Records from a data collection:

..............................

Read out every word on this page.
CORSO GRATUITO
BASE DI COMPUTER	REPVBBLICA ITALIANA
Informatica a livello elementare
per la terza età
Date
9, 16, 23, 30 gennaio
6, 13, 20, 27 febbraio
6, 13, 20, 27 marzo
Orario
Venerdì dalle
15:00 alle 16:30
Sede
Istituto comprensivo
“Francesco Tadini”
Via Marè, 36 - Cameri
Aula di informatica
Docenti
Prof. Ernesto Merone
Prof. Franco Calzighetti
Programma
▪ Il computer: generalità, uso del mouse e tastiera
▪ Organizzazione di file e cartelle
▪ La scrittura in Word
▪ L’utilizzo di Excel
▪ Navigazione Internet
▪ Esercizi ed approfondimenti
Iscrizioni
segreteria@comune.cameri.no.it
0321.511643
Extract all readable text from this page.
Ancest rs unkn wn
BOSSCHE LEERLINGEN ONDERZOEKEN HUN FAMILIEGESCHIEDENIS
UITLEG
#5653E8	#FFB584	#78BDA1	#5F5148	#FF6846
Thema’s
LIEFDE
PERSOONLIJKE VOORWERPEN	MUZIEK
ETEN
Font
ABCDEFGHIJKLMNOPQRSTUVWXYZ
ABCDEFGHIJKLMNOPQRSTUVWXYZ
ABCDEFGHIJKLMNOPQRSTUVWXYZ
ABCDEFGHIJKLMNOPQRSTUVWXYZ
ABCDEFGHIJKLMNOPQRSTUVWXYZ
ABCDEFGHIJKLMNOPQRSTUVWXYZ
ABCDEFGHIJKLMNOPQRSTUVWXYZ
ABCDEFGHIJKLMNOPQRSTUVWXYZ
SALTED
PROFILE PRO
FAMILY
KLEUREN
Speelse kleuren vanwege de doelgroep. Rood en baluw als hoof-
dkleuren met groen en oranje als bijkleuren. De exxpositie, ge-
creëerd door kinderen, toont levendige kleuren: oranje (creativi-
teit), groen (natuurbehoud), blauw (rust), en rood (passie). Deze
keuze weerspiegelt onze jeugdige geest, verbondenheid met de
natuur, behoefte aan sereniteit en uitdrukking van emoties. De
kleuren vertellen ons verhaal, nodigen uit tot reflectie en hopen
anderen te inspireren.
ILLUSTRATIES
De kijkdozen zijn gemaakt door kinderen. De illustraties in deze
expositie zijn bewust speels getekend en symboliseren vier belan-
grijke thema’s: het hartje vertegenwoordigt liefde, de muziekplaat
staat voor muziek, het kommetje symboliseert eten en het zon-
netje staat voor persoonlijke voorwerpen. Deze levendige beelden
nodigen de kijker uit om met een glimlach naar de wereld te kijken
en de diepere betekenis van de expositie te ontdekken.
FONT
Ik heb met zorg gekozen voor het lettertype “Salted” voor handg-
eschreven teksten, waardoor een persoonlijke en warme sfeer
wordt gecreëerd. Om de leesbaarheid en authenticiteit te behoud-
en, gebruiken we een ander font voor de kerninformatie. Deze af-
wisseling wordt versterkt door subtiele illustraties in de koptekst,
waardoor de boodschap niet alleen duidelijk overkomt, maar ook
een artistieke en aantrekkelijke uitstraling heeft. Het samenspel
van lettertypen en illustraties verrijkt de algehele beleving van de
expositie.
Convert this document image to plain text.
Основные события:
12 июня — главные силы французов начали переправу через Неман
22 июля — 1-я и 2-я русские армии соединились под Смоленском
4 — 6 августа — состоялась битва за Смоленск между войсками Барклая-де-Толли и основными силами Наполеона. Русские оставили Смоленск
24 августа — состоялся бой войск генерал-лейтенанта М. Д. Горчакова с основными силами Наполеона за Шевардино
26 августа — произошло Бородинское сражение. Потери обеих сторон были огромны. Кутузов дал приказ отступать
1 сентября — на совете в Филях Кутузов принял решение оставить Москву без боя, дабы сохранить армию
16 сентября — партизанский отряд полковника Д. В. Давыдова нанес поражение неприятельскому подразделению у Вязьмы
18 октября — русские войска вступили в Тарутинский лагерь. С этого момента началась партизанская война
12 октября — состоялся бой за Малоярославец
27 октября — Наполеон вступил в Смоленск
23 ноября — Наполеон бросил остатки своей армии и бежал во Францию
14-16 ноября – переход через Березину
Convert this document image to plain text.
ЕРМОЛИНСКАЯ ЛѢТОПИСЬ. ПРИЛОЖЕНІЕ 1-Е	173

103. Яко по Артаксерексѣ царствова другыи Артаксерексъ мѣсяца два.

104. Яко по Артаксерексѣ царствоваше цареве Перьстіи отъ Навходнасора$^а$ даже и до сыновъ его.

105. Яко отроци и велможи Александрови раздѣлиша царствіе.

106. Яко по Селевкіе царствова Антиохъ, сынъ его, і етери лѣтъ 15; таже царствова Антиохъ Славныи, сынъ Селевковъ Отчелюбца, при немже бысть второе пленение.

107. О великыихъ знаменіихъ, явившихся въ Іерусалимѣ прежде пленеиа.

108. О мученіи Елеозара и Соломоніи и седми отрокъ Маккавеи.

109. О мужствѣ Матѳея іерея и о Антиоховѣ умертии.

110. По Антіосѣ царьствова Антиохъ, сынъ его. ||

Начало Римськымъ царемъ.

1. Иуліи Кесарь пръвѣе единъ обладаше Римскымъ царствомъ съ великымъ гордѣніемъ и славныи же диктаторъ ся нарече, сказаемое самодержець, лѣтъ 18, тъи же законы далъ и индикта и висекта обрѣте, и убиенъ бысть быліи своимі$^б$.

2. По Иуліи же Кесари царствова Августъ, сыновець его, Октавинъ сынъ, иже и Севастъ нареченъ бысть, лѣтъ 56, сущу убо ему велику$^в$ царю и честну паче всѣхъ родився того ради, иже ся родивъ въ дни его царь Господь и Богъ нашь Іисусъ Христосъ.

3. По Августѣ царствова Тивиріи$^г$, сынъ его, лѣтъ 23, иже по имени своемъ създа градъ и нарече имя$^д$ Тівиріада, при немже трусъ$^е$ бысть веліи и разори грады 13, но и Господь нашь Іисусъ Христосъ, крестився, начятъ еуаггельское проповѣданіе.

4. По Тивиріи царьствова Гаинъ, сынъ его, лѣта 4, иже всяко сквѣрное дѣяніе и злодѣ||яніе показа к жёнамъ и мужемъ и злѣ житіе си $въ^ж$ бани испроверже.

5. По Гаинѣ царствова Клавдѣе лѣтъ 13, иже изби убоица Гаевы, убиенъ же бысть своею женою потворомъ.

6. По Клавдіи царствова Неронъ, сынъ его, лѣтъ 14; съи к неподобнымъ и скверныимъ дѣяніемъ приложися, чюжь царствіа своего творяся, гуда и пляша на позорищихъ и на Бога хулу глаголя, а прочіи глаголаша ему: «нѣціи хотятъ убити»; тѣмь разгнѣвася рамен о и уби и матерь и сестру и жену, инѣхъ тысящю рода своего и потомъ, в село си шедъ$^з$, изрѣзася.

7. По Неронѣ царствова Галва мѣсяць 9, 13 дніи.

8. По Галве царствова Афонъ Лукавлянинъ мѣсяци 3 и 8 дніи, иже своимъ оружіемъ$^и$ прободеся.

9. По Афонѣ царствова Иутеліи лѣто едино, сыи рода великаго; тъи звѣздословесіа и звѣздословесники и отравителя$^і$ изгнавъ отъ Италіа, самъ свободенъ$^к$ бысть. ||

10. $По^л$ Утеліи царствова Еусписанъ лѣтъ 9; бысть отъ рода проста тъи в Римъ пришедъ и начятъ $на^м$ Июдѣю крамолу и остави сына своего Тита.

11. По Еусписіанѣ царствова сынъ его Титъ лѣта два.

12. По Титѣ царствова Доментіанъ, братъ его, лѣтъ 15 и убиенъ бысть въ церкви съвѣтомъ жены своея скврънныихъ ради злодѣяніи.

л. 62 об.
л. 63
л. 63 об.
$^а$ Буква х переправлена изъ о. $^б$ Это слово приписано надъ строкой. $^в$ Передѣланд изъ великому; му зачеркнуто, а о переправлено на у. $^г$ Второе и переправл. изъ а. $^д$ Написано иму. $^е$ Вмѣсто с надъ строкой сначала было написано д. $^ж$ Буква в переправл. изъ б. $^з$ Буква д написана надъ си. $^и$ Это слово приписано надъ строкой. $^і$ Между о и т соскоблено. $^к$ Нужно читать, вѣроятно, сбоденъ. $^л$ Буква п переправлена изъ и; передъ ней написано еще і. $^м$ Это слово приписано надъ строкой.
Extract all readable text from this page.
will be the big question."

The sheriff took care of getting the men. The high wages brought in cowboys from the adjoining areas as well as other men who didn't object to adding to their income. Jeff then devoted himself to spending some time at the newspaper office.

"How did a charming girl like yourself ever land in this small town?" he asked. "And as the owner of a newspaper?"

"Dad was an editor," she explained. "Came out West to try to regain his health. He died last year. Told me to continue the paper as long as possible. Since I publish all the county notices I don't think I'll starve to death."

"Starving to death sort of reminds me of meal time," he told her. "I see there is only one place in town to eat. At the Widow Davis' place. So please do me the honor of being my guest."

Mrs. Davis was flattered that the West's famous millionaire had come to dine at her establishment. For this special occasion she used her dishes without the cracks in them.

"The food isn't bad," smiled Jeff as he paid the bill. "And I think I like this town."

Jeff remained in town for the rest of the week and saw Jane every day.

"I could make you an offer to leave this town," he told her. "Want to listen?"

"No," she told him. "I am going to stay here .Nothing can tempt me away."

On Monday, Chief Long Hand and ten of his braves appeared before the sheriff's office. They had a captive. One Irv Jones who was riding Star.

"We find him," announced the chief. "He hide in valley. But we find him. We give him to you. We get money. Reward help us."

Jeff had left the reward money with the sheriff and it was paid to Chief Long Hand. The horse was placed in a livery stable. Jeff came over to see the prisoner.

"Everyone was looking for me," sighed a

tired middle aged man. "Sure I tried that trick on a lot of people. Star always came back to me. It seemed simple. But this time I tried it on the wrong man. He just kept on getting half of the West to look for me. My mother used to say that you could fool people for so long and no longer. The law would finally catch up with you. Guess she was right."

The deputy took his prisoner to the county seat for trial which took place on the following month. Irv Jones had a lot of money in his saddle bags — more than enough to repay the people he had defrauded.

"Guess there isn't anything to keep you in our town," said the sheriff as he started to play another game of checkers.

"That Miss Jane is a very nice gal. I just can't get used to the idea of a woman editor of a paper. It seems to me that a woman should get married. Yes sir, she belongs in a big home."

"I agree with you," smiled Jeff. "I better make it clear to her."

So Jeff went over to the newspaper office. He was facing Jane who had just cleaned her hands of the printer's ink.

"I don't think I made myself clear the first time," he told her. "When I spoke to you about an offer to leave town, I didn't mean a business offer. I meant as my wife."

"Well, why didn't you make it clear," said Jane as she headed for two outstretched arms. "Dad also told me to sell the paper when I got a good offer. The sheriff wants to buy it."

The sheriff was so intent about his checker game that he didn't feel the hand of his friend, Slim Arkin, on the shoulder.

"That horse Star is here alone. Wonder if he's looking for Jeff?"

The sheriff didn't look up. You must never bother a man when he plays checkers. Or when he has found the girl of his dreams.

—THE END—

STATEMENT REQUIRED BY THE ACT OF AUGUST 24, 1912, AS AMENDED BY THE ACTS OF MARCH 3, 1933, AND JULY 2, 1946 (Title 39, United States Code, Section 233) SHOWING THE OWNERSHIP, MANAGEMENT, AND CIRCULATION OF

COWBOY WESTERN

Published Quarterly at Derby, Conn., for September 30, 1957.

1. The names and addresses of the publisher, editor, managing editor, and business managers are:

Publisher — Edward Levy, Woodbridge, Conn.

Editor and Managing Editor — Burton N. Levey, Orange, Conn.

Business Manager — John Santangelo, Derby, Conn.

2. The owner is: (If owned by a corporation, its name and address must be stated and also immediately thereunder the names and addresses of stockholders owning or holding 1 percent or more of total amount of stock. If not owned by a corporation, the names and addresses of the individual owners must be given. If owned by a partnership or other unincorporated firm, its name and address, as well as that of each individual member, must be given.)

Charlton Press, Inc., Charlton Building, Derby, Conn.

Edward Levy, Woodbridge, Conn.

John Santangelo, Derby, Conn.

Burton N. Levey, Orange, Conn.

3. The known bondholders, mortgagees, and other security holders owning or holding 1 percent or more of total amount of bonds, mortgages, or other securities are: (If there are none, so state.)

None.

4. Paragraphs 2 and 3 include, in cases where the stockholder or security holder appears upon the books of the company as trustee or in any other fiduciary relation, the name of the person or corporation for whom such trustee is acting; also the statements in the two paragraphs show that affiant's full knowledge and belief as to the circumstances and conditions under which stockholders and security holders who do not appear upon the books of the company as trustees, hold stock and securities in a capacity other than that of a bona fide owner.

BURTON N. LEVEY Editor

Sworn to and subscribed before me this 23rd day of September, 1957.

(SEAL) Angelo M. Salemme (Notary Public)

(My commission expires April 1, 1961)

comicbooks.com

..............................

## Task to carry out
Search the entries for the word "leave" and pick out every line that holds it.

## Problem solution
"I could make you an offer to leave this town," he told her. "Want to listen?"
"I don't think I made myself clear the first time," he told her. "When I spoke to you about an offer to leave town, I didn't mean a business offer. I meant as my wife."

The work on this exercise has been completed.